Stated problem:
Answer these about the text on MoMA's Post platform, below:
1. What is the Tokyo art center that Katarzyna Krakowiak's project is devoted to?
2. Which museum released Post?
3. In what month and year was the online platform launched?

Selected extract:
============================================================

Krakowiak for Post MoMA
#photography & visual arts
small, Krakowiak for Post MoMA, schemat krakowiak_7096869.jpg
Katarzyna Krakowiak has created a project devoted to the Sogetsu Art Center in Tokyo, as part of the MoMA’s Post online-research platform
Post ("post:notes on modern and contemporary art around the globe") is a digital platform devoted to studies of experimental art of the 20th and 21st centuries, presented through a variety of text- and image-based media. Released by the Museum of Modern Art in New York City, it functions as a fusion of online diary, archive, exhibition space and an open forum that makes the most of the hierarchy-free Internet environment, and opens itself up for experts and artists from all over the world to share their research knowledge, concepts and critical opinions.
The point of departure for Post are MoMA’s critical investigations, with an emphasis on those carried out by C-MAP, the Contemporary and Modern Art Perspectives in a Global Age Initiative (started in 2009). The online platform was launched in February 2013 and aims to question definitions of modernism in terms of early 20th-century Western avant-gardes. Its areas of focus involve East Central Europe, Central Asia (especially Japan), and Latin America. One member of the C-MAP research group is the Polish art historian Magdalena Moskalewicz.

============================================================

Given information:
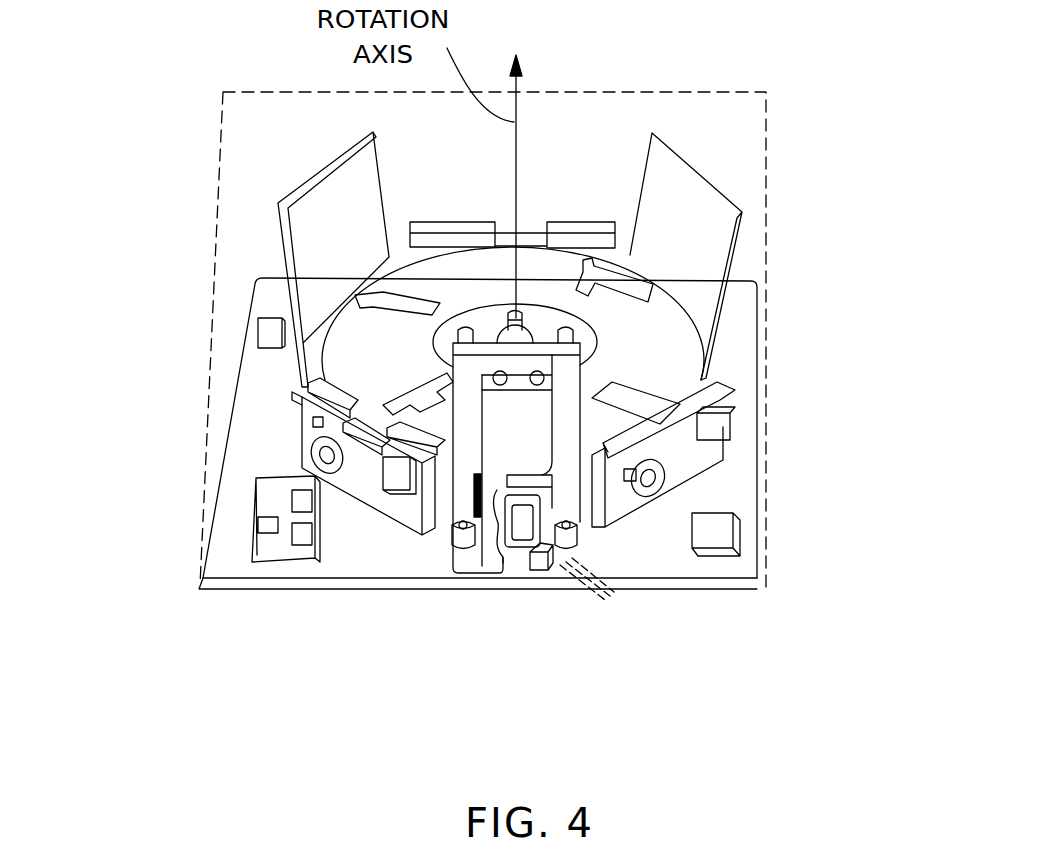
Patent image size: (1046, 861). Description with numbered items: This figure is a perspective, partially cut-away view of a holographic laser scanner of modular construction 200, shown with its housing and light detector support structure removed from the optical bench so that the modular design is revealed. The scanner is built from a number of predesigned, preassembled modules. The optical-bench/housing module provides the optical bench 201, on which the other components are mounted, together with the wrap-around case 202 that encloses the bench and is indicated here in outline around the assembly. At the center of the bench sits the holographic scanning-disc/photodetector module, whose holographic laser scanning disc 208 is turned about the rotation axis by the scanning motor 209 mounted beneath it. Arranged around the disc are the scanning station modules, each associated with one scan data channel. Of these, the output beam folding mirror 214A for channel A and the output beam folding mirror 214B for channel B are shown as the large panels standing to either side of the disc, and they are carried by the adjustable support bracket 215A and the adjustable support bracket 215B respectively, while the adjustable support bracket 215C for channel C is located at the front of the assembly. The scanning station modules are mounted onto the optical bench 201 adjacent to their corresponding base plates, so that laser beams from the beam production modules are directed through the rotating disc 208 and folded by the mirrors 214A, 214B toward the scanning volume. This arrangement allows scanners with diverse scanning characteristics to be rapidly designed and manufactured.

============================================================

The solution:
1. The Sogetsu Art Center
2. The Museum of Modern Art in New York City
3. February 2013